*Data excerpts:*
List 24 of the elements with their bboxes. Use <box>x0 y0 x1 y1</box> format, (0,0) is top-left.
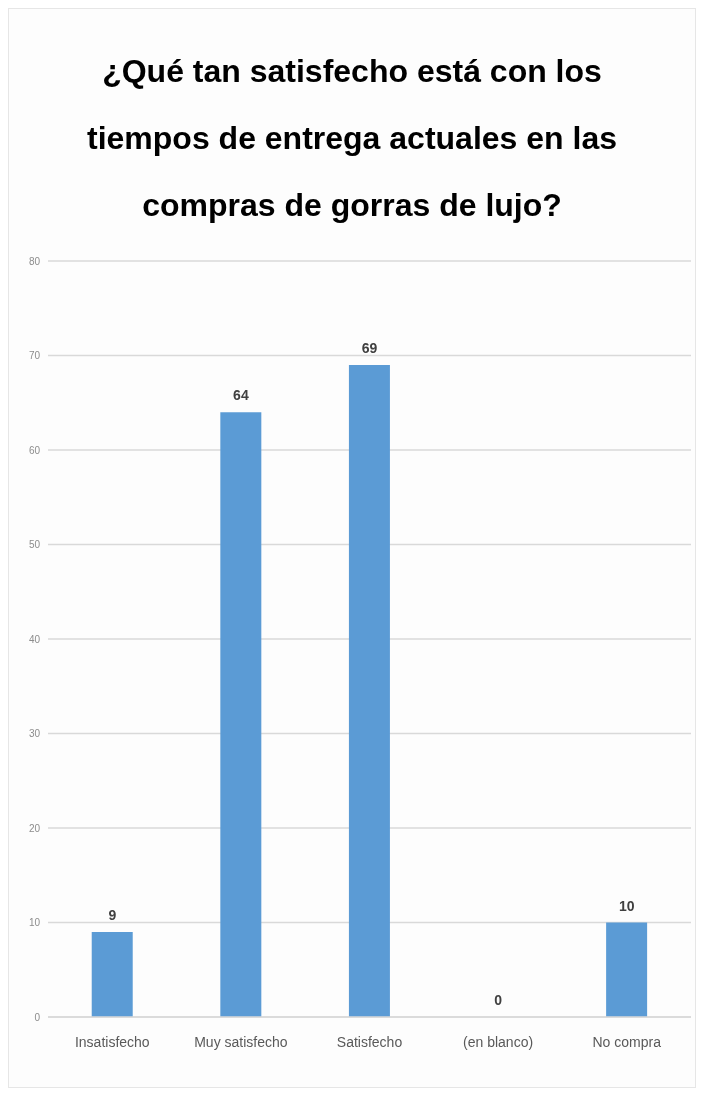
y-tick-label: 40 <box>28 633 41 645</box>
y-tick-label: 70 <box>28 350 41 362</box>
y-tick-label: 0 <box>34 1011 41 1023</box>
y-tick-label: 30 <box>28 728 41 740</box>
x-tick-label: Muy satisfecho <box>194 1033 288 1050</box>
data-label: 69 <box>361 339 378 356</box>
data-label: 9 <box>108 906 117 923</box>
data-label: 10 <box>618 897 635 914</box>
chart-title: ¿Qué tan satisfecho está con los tiempos de entrega actuales en las compras de gorras de lujo? <box>86 52 618 225</box>
data-label: 0 <box>494 992 503 1008</box>
x-tick-label: No compra <box>592 1033 662 1050</box>
x-tick-label: Insatisfecho <box>74 1033 150 1050</box>
x-tick-label: (en blanco) <box>463 1033 534 1050</box>
y-tick-label: 50 <box>28 539 41 551</box>
y-tick-label: 80 <box>28 255 41 267</box>
y-tick-label: 20 <box>28 822 41 834</box>
data-label: 64 <box>233 387 249 404</box>
bar <box>348 364 390 1017</box>
x-tick-label: Satisfecho <box>336 1033 403 1050</box>
y-tick-label: 60 <box>28 444 41 456</box>
bar <box>91 931 133 1017</box>
bar <box>220 412 262 1017</box>
bar <box>606 922 648 1017</box>
y-tick-label: 10 <box>28 917 41 929</box>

*What to produce:*
Reproduce everything from the line containing "y-tick-label: 40 <box>28 633 41 645</box>" down to the line containing "data-label: 9 <box>108 906 117 923</box>" in the records above, including both of those lines.

*Correct response:*
y-tick-label: 40 <box>28 633 41 645</box>
y-tick-label: 70 <box>28 350 41 362</box>
y-tick-label: 0 <box>34 1011 41 1023</box>
y-tick-label: 30 <box>28 728 41 740</box>
x-tick-label: Muy satisfecho <box>194 1033 288 1050</box>
data-label: 69 <box>361 339 378 356</box>
data-label: 9 <box>108 906 117 923</box>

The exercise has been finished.